● TASK DETAILS: Copy out every record precisely.

● DATA SUPPLIED:
§ §

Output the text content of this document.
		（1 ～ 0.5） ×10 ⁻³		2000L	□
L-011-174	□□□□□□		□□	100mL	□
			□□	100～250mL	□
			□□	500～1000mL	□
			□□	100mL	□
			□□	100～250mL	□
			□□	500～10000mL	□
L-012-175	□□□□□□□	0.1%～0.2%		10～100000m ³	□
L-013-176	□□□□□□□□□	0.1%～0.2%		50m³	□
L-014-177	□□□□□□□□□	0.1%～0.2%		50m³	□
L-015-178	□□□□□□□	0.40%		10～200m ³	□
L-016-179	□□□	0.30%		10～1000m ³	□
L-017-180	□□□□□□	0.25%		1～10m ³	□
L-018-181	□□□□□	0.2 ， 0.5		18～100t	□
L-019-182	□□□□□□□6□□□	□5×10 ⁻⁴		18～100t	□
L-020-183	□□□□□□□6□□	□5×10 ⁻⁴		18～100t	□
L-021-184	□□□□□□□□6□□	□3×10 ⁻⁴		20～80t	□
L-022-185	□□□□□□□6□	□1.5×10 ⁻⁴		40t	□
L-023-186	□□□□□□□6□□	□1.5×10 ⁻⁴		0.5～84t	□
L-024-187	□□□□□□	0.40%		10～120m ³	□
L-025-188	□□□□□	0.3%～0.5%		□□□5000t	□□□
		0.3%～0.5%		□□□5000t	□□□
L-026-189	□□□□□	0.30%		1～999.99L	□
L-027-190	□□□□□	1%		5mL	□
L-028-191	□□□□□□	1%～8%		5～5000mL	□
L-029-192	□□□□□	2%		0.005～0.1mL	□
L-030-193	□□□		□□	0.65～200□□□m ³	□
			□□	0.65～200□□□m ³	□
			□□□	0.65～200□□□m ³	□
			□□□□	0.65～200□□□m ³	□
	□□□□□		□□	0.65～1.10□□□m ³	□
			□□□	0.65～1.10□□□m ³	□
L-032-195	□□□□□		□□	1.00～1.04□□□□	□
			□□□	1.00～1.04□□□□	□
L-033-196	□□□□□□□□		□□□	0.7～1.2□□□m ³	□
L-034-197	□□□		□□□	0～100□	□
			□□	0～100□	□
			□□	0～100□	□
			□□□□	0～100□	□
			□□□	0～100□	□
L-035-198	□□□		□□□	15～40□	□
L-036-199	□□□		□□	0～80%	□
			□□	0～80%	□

§ §

● RESULT FOR THIS EXERCISE:
Output the text content of this document.
		（1 ～ 0.5） ×10 ⁻³		2000L	□
L-011-174	□□□□□□		□□	100mL	□
			□□	100～250mL	□
			□□	500～1000mL	□
			□□	100mL	□
			□□	100～250mL	□
			□□	500～10000mL	□
L-012-175	□□□□□□□	0.1%～0.2%		10～100000m ³	□
L-013-176	□□□□□□□□□	0.1%～0.2%		50m³	□
L-014-177	□□□□□□□□□	0.1%～0.2%		50m³	□
L-015-178	□□□□□□□	0.40%		10～200m ³	□
L-016-179	□□□	0.30%		10～1000m ³	□
L-017-180	□□□□□□	0.25%		1～10m ³	□
L-018-181	□□□□□	0.2 ， 0.5		18～100t	□
L-019-182	□□□□□□□6□□□	□5×10 ⁻⁴		18～100t	□
L-020-183	□□□□□□□6□□	□5×10 ⁻⁴		18～100t	□
L-021-184	□□□□□□□□6□□	□3×10 ⁻⁴		20～80t	□
L-022-185	□□□□□□□6□	□1.5×10 ⁻⁴		40t	□
L-023-186	□□□□□□□6□□	□1.5×10 ⁻⁴		0.5～84t	□
L-024-187	□□□□□□	0.40%		10～120m ³	□
L-025-188	□□□□□	0.3%～0.5%		□□□5000t	□□□
		0.3%～0.5%		□□□5000t	□□□
L-026-189	□□□□□	0.30%		1～999.99L	□
L-027-190	□□□□□	1%		5mL	□
L-028-191	□□□□□□	1%～8%		5～5000mL	□
L-029-192	□□□□□	2%		0.005～0.1mL	□
L-030-193	□□□		□□	0.65～200□□□m ³	□
			□□	0.65～200□□□m ³	□
			□□□	0.65～200□□□m ³	□
			□□□□	0.65～200□□□m ³	□
	□□□□□		□□	0.65～1.10□□□m ³	□
			□□□	0.65～1.10□□□m ³	□
L-032-195	□□□□□		□□	1.00～1.04□□□□	□
			□□□	1.00～1.04□□□□	□
L-033-196	□□□□□□□□		□□□	0.7～1.2□□□m ³	□
L-034-197	□□□		□□□	0～100□	□
			□□	0～100□	□
			□□	0～100□	□
			□□□□	0～100□	□
			□□□	0～100□	□
L-035-198	□□□		□□□	15～40□	□
L-036-199	□□□		□□	0～80%	□
			□□	0～80%	□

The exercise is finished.